[start Task data]

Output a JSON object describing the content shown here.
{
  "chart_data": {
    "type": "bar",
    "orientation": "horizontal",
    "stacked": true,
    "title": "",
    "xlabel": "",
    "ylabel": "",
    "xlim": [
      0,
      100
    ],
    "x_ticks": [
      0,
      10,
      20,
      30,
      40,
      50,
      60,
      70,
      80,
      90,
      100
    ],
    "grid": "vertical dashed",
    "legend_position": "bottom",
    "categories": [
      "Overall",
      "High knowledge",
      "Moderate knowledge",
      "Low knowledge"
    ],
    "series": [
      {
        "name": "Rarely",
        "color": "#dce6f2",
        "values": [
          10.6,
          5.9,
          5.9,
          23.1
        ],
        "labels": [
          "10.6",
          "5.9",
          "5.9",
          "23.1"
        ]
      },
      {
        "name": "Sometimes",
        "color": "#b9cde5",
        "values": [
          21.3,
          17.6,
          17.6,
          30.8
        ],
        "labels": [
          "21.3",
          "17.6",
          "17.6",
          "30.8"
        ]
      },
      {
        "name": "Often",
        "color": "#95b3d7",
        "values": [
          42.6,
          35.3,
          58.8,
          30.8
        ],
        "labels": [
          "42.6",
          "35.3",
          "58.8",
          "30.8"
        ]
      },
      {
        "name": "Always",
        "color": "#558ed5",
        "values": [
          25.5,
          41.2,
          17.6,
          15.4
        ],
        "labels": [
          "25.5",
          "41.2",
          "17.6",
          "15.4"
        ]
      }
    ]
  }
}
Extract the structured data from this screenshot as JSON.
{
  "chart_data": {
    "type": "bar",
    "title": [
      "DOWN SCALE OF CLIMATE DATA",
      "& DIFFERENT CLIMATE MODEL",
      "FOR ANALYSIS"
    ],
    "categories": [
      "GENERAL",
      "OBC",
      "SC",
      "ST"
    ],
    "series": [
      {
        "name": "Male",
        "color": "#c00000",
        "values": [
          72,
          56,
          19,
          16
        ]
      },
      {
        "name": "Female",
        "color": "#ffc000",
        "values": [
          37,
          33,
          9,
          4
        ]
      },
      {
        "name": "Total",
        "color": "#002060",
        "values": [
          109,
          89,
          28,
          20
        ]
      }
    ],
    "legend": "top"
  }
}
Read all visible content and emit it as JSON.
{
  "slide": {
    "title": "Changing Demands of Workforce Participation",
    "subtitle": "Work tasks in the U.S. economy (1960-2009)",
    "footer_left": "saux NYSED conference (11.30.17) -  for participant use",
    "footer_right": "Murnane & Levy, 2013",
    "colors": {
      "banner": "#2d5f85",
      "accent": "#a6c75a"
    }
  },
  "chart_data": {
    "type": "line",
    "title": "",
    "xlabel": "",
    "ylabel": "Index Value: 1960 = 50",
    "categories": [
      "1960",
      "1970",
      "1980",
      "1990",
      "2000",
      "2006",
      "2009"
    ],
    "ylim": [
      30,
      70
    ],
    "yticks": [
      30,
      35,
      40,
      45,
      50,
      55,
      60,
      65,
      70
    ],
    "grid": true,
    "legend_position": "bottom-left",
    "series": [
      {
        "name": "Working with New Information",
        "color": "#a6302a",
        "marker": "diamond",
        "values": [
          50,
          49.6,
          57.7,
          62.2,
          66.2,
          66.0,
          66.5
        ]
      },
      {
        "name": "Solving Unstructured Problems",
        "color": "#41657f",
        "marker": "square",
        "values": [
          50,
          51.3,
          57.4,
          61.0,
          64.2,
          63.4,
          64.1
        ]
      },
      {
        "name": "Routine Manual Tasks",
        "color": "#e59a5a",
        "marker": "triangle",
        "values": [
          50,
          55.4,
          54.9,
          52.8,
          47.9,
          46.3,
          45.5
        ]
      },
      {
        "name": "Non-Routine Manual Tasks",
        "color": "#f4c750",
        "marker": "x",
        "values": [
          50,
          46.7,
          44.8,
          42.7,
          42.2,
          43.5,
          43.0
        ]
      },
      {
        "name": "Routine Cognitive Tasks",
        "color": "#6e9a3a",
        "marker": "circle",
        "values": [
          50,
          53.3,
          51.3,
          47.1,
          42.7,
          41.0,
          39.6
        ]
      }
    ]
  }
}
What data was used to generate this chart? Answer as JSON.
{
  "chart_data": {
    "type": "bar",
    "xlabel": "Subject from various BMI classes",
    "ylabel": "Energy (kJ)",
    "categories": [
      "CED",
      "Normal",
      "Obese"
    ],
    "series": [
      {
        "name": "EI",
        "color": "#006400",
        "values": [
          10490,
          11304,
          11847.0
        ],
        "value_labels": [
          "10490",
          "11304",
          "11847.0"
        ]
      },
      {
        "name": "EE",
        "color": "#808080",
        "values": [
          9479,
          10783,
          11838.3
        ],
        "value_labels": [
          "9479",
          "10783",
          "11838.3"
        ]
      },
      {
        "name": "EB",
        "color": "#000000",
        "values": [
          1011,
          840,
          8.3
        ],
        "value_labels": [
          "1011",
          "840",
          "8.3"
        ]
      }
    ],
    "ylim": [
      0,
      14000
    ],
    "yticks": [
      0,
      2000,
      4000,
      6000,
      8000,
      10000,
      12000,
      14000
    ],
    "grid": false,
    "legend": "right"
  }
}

[end Task data]

* [Given request]:
Where a line holds "marker", copy it out.

* [The output]:
        "marker": "diamond",
        "marker": "square",
        "marker": "triangle",
        "marker": "x",
        "marker": "circle",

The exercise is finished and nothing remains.